Records contained in a dataset:
****************************************

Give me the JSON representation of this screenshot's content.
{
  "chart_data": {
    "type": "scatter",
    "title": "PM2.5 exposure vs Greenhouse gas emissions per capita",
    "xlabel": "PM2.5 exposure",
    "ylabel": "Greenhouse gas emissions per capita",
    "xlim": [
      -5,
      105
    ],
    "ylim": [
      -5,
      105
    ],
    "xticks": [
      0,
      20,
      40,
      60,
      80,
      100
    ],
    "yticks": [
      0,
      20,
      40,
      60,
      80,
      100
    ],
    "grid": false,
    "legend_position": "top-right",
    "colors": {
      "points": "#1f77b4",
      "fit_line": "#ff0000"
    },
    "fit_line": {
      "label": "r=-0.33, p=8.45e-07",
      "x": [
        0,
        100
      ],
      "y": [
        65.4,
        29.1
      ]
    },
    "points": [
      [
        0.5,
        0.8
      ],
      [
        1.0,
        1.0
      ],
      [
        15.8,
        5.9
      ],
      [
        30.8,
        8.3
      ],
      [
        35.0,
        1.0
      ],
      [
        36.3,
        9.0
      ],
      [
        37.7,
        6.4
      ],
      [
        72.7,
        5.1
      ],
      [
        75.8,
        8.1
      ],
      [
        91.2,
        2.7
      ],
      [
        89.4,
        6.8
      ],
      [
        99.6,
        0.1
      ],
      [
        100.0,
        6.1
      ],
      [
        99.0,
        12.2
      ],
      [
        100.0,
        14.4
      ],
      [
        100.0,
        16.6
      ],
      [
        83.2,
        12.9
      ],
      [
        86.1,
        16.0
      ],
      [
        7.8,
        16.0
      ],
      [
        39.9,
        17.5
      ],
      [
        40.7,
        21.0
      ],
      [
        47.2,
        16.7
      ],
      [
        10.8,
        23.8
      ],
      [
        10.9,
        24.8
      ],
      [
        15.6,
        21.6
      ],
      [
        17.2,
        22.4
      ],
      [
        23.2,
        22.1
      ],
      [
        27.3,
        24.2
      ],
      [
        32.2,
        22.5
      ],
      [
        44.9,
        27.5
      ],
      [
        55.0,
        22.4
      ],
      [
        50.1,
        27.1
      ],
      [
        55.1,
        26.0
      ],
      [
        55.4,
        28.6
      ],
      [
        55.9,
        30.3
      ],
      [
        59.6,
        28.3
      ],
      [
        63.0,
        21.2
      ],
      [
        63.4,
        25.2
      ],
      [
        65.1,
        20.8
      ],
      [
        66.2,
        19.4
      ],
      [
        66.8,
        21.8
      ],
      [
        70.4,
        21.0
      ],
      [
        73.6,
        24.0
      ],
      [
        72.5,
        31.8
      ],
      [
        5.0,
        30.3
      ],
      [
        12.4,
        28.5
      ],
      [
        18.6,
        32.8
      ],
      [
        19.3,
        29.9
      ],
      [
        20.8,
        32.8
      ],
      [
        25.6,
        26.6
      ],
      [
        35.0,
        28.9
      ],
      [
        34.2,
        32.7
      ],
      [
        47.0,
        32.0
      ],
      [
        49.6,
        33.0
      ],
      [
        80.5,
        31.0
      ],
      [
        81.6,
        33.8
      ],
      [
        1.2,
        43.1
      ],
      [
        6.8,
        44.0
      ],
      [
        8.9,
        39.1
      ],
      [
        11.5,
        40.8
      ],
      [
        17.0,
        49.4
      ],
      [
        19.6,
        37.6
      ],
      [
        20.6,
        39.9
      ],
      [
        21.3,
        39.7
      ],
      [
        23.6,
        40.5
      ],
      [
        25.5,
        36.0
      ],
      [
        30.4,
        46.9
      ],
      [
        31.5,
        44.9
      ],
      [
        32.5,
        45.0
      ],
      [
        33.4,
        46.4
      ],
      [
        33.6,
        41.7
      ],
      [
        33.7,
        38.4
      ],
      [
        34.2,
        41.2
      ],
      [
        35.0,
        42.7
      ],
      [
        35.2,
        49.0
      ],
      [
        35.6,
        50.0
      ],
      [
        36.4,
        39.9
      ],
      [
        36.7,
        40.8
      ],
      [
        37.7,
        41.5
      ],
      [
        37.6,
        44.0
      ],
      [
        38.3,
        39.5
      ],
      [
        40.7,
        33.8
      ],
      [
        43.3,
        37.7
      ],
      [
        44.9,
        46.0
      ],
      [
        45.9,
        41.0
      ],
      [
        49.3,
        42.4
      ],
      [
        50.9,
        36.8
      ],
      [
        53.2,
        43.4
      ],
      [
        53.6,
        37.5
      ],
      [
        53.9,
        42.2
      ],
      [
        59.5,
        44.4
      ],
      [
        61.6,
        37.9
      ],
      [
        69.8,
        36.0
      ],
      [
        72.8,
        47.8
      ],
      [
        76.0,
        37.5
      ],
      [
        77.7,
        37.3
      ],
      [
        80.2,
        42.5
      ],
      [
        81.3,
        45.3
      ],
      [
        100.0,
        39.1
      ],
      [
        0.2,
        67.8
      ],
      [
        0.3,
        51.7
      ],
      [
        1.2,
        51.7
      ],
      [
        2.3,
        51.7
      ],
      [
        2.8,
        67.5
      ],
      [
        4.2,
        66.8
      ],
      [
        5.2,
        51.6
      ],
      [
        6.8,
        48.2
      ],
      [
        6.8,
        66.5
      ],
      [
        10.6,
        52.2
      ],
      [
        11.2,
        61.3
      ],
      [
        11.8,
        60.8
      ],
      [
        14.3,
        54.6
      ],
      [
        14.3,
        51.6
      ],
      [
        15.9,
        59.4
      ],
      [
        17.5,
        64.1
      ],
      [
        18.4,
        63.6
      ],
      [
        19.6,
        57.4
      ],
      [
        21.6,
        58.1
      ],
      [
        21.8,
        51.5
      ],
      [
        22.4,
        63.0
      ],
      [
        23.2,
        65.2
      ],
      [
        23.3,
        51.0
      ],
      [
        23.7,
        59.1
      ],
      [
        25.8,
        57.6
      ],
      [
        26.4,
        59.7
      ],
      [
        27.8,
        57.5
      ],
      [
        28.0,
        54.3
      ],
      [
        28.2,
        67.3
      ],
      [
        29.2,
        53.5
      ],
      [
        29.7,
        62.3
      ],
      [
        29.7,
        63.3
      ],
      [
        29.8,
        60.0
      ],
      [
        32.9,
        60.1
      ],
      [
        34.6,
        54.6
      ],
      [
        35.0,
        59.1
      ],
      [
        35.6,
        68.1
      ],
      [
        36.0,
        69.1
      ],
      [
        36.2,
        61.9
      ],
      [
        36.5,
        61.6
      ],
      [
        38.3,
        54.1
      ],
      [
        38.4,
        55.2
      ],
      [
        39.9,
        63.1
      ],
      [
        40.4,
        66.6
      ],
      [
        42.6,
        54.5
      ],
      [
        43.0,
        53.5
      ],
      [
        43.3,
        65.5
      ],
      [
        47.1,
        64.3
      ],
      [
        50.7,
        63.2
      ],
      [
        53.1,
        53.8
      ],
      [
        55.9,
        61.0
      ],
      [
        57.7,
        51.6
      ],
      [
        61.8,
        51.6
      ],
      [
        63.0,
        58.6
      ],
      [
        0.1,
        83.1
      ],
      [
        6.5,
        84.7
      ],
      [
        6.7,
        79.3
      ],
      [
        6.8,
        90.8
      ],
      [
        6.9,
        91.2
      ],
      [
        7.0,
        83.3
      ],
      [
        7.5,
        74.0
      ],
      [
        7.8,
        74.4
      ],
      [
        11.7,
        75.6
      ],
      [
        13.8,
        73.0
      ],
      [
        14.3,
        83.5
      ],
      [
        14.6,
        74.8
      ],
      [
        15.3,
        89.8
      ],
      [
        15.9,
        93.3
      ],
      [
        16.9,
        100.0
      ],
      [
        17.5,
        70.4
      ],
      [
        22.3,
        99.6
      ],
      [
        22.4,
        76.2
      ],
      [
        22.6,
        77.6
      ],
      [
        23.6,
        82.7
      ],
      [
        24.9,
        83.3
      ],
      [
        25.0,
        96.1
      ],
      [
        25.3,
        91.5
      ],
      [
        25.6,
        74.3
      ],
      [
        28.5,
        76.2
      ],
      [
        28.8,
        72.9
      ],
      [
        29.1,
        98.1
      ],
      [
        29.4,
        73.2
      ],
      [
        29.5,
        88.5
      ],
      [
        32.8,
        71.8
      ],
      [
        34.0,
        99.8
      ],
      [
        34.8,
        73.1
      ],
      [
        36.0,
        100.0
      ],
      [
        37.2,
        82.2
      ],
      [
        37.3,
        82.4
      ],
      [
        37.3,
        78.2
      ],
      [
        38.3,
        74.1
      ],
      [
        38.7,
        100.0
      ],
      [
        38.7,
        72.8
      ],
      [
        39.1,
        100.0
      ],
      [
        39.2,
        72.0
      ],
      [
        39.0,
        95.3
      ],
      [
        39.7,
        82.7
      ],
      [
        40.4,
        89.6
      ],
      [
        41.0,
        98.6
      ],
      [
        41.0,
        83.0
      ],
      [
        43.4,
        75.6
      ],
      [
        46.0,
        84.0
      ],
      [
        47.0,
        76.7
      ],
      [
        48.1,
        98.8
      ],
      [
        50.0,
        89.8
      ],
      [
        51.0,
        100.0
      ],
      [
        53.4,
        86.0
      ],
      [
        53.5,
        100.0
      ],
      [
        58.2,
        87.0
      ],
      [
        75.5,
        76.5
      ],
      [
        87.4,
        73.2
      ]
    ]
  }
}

****************************************

#### EXERCISE:
Check each line above for the word "Greenhouse" and copy the ones that have it.

#### RESULT OF THE TASK:
    "title": "PM2.5 exposure vs Greenhouse gas emissions per capita",
    "ylabel": "Greenhouse gas emissions per capita",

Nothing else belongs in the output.